=== THE TASK ===
Copy the lines below as they are; omit the images they contain.

=== DATA SUPPLIED ===
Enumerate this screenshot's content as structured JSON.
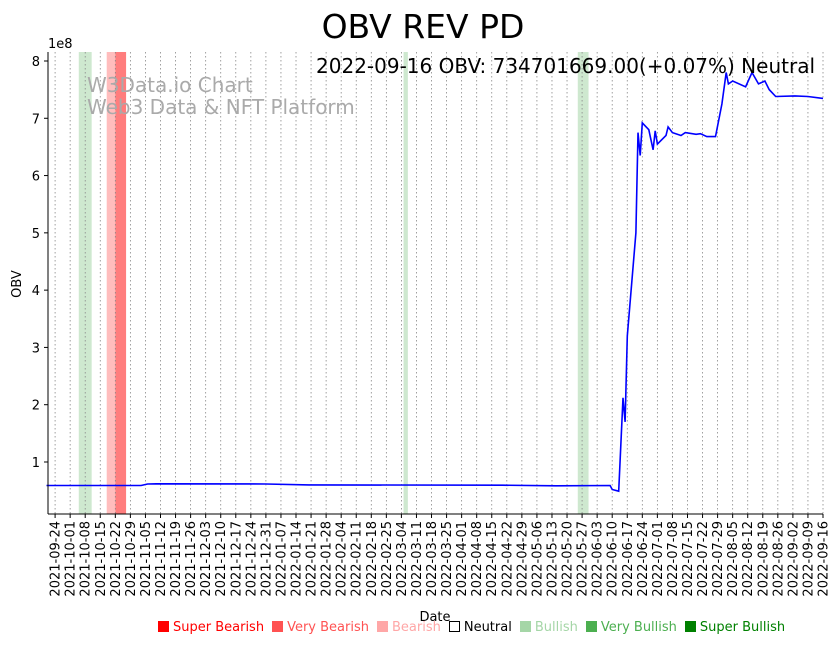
{
  "chart_data": {
    "type": "line",
    "title": "OBV REV PD",
    "annotation": "2022-09-16 OBV: 734701669.00(+0.07%) Neutral",
    "watermark": [
      "W3Data.io Chart",
      "Web3 Data & NFT Platform"
    ],
    "xlabel": "Date",
    "ylabel": "OBV",
    "y_offset_label": "1e8",
    "y_scale": 100000000,
    "ylim": [
      0.092,
      8.157
    ],
    "xlim": [
      "2021-09-20",
      "2022-09-16"
    ],
    "yticks": [
      1,
      2,
      3,
      4,
      5,
      6,
      7,
      8
    ],
    "xticks": [
      "2021-09-24",
      "2021-10-01",
      "2021-10-08",
      "2021-10-15",
      "2021-10-22",
      "2021-10-29",
      "2021-11-05",
      "2021-11-12",
      "2021-11-19",
      "2021-11-26",
      "2021-12-03",
      "2021-12-10",
      "2021-12-17",
      "2021-12-24",
      "2021-12-31",
      "2022-01-07",
      "2022-01-14",
      "2022-01-21",
      "2022-01-28",
      "2022-02-04",
      "2022-02-11",
      "2022-02-18",
      "2022-02-25",
      "2022-03-04",
      "2022-03-11",
      "2022-03-18",
      "2022-03-25",
      "2022-04-01",
      "2022-04-08",
      "2022-04-15",
      "2022-04-22",
      "2022-04-29",
      "2022-05-06",
      "2022-05-13",
      "2022-05-20",
      "2022-05-27",
      "2022-06-03",
      "2022-06-10",
      "2022-06-17",
      "2022-06-24",
      "2022-07-01",
      "2022-07-08",
      "2022-07-15",
      "2022-07-22",
      "2022-07-29",
      "2022-08-05",
      "2022-08-12",
      "2022-08-19",
      "2022-08-26",
      "2022-09-02",
      "2022-09-09",
      "2022-09-16"
    ],
    "grid": "vertical dotted",
    "series": [
      {
        "name": "OBV",
        "color": "#0000ff",
        "points": [
          [
            "2021-09-20",
            0.59
          ],
          [
            "2021-11-03",
            0.59
          ],
          [
            "2021-11-06",
            0.615
          ],
          [
            "2021-11-10",
            0.62
          ],
          [
            "2021-12-31",
            0.615
          ],
          [
            "2022-01-20",
            0.6
          ],
          [
            "2022-04-20",
            0.595
          ],
          [
            "2022-05-15",
            0.585
          ],
          [
            "2022-06-09",
            0.59
          ],
          [
            "2022-06-10",
            0.52
          ],
          [
            "2022-06-13",
            0.49
          ],
          [
            "2022-06-15",
            2.12
          ],
          [
            "2022-06-16",
            1.7
          ],
          [
            "2022-06-17",
            3.2
          ],
          [
            "2022-06-21",
            5.0
          ],
          [
            "2022-06-22",
            6.75
          ],
          [
            "2022-06-23",
            6.35
          ],
          [
            "2022-06-24",
            6.92
          ],
          [
            "2022-06-27",
            6.8
          ],
          [
            "2022-06-29",
            6.45
          ],
          [
            "2022-06-30",
            6.78
          ],
          [
            "2022-07-01",
            6.55
          ],
          [
            "2022-07-05",
            6.7
          ],
          [
            "2022-07-06",
            6.85
          ],
          [
            "2022-07-08",
            6.75
          ],
          [
            "2022-07-12",
            6.7
          ],
          [
            "2022-07-14",
            6.75
          ],
          [
            "2022-07-19",
            6.72
          ],
          [
            "2022-07-21",
            6.73
          ],
          [
            "2022-07-24",
            6.68
          ],
          [
            "2022-07-28",
            6.68
          ],
          [
            "2022-07-31",
            7.25
          ],
          [
            "2022-08-02",
            7.8
          ],
          [
            "2022-08-03",
            7.6
          ],
          [
            "2022-08-05",
            7.65
          ],
          [
            "2022-08-11",
            7.55
          ],
          [
            "2022-08-14",
            7.8
          ],
          [
            "2022-08-17",
            7.6
          ],
          [
            "2022-08-20",
            7.65
          ],
          [
            "2022-08-22",
            7.5
          ],
          [
            "2022-08-25",
            7.38
          ],
          [
            "2022-09-03",
            7.39
          ],
          [
            "2022-09-09",
            7.38
          ],
          [
            "2022-09-16",
            7.347
          ]
        ]
      }
    ],
    "bands": [
      {
        "start": "2021-10-05",
        "end": "2021-10-11",
        "signal": "Bullish"
      },
      {
        "start": "2021-10-18",
        "end": "2021-10-22",
        "signal": "Bearish"
      },
      {
        "start": "2021-10-22",
        "end": "2021-10-27",
        "signal": "Very Bearish"
      },
      {
        "start": "2022-03-05",
        "end": "2022-03-07",
        "signal": "Bullish"
      },
      {
        "start": "2022-05-25",
        "end": "2022-05-30",
        "signal": "Bullish"
      }
    ],
    "legend": [
      {
        "label": "Super Bearish",
        "color": "#ff0000"
      },
      {
        "label": "Very Bearish",
        "color": "#ff5252"
      },
      {
        "label": "Bearish",
        "color": "#ffa7a7"
      },
      {
        "label": "Neutral",
        "color": "#000000",
        "hollow": true
      },
      {
        "label": "Bullish",
        "color": "#a5d6a7"
      },
      {
        "label": "Very Bullish",
        "color": "#4caf50"
      },
      {
        "label": "Super Bullish",
        "color": "#008000"
      }
    ],
    "legend_position": "bottom"
  }
}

=== EXERCISE SOLUTION ===
Enumerate this screenshot's content as structured JSON.
{
  "chart_data": {
    "type": "line",
    "title": "OBV REV PD",
    "annotation": "2022-09-16 OBV: 734701669.00(+0.07%) Neutral",
    "watermark": [
      "W3Data.io Chart",
      "Web3 Data & NFT Platform"
    ],
    "xlabel": "Date",
    "ylabel": "OBV",
    "y_offset_label": "1e8",
    "y_scale": 100000000,
    "ylim": [
      0.092,
      8.157
    ],
    "xlim": [
      "2021-09-20",
      "2022-09-16"
    ],
    "yticks": [
      1,
      2,
      3,
      4,
      5,
      6,
      7,
      8
    ],
    "xticks": [
      "2021-09-24",
      "2021-10-01",
      "2021-10-08",
      "2021-10-15",
      "2021-10-22",
      "2021-10-29",
      "2021-11-05",
      "2021-11-12",
      "2021-11-19",
      "2021-11-26",
      "2021-12-03",
      "2021-12-10",
      "2021-12-17",
      "2021-12-24",
      "2021-12-31",
      "2022-01-07",
      "2022-01-14",
      "2022-01-21",
      "2022-01-28",
      "2022-02-04",
      "2022-02-11",
      "2022-02-18",
      "2022-02-25",
      "2022-03-04",
      "2022-03-11",
      "2022-03-18",
      "2022-03-25",
      "2022-04-01",
      "2022-04-08",
      "2022-04-15",
      "2022-04-22",
      "2022-04-29",
      "2022-05-06",
      "2022-05-13",
      "2022-05-20",
      "2022-05-27",
      "2022-06-03",
      "2022-06-10",
      "2022-06-17",
      "2022-06-24",
      "2022-07-01",
      "2022-07-08",
      "2022-07-15",
      "2022-07-22",
      "2022-07-29",
      "2022-08-05",
      "2022-08-12",
      "2022-08-19",
      "2022-08-26",
      "2022-09-02",
      "2022-09-09",
      "2022-09-16"
    ],
    "grid": "vertical dotted",
    "series": [
      {
        "name": "OBV",
        "color": "#0000ff",
        "points": [
          [
            "2021-09-20",
            0.59
          ],
          [
            "2021-11-03",
            0.59
          ],
          [
            "2021-11-06",
            0.615
          ],
          [
            "2021-11-10",
            0.62
          ],
          [
            "2021-12-31",
            0.615
          ],
          [
            "2022-01-20",
            0.6
          ],
          [
            "2022-04-20",
            0.595
          ],
          [
            "2022-05-15",
            0.585
          ],
          [
            "2022-06-09",
            0.59
          ],
          [
            "2022-06-10",
            0.52
          ],
          [
            "2022-06-13",
            0.49
          ],
          [
            "2022-06-15",
            2.12
          ],
          [
            "2022-06-16",
            1.7
          ],
          [
            "2022-06-17",
            3.2
          ],
          [
            "2022-06-21",
            5.0
          ],
          [
            "2022-06-22",
            6.75
          ],
          [
            "2022-06-23",
            6.35
          ],
          [
            "2022-06-24",
            6.92
          ],
          [
            "2022-06-27",
            6.8
          ],
          [
            "2022-06-29",
            6.45
          ],
          [
            "2022-06-30",
            6.78
          ],
          [
            "2022-07-01",
            6.55
          ],
          [
            "2022-07-05",
            6.7
          ],
          [
            "2022-07-06",
            6.85
          ],
          [
            "2022-07-08",
            6.75
          ],
          [
            "2022-07-12",
            6.7
          ],
          [
            "2022-07-14",
            6.75
          ],
          [
            "2022-07-19",
            6.72
          ],
          [
            "2022-07-21",
            6.73
          ],
          [
            "2022-07-24",
            6.68
          ],
          [
            "2022-07-28",
            6.68
          ],
          [
            "2022-07-31",
            7.25
          ],
          [
            "2022-08-02",
            7.8
          ],
          [
            "2022-08-03",
            7.6
          ],
          [
            "2022-08-05",
            7.65
          ],
          [
            "2022-08-11",
            7.55
          ],
          [
            "2022-08-14",
            7.8
          ],
          [
            "2022-08-17",
            7.6
          ],
          [
            "2022-08-20",
            7.65
          ],
          [
            "2022-08-22",
            7.5
          ],
          [
            "2022-08-25",
            7.38
          ],
          [
            "2022-09-03",
            7.39
          ],
          [
            "2022-09-09",
            7.38
          ],
          [
            "2022-09-16",
            7.347
          ]
        ]
      }
    ],
    "bands": [
      {
        "start": "2021-10-05",
        "end": "2021-10-11",
        "signal": "Bullish"
      },
      {
        "start": "2021-10-18",
        "end": "2021-10-22",
        "signal": "Bearish"
      },
      {
        "start": "2021-10-22",
        "end": "2021-10-27",
        "signal": "Very Bearish"
      },
      {
        "start": "2022-03-05",
        "end": "2022-03-07",
        "signal": "Bullish"
      },
      {
        "start": "2022-05-25",
        "end": "2022-05-30",
        "signal": "Bullish"
      }
    ],
    "legend": [
      {
        "label": "Super Bearish",
        "color": "#ff0000"
      },
      {
        "label": "Very Bearish",
        "color": "#ff5252"
      },
      {
        "label": "Bearish",
        "color": "#ffa7a7"
      },
      {
        "label": "Neutral",
        "color": "#000000",
        "hollow": true
      },
      {
        "label": "Bullish",
        "color": "#a5d6a7"
      },
      {
        "label": "Very Bullish",
        "color": "#4caf50"
      },
      {
        "label": "Super Bullish",
        "color": "#008000"
      }
    ],
    "legend_position": "bottom"
  }
}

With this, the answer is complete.